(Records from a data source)
● ● ● ● ●
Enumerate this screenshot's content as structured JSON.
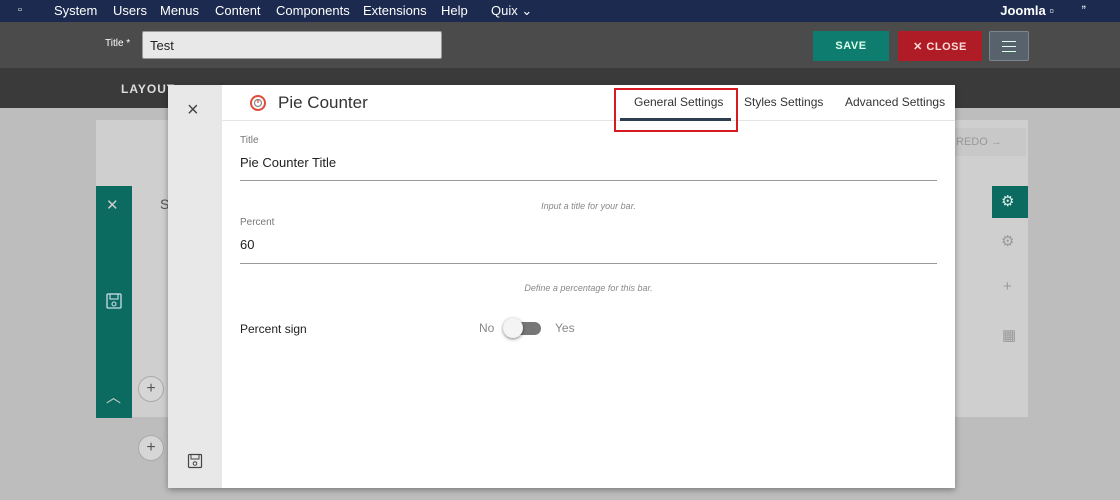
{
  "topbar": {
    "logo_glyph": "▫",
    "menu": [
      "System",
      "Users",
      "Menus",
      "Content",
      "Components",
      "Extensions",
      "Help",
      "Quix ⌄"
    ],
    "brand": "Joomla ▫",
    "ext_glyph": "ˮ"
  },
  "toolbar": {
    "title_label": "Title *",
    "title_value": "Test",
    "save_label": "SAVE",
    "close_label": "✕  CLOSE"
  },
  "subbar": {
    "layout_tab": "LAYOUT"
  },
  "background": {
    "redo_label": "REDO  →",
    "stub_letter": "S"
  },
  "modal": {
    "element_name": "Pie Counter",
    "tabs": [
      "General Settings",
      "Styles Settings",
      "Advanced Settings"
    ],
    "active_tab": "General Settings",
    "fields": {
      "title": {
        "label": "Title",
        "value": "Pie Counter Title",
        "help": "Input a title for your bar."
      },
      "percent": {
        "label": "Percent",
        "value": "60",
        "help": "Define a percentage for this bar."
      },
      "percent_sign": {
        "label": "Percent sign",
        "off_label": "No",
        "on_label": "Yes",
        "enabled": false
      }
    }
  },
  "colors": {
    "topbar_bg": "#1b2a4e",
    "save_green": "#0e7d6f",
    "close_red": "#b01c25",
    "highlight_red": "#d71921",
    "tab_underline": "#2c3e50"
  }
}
● ● ● ● ●
## What the exercise asks
Show the lines that mention the word "Settings".

## Full output
      "General Settings",
      "Styles Settings",
      "Advanced Settings"
    "active_tab": "General Settings",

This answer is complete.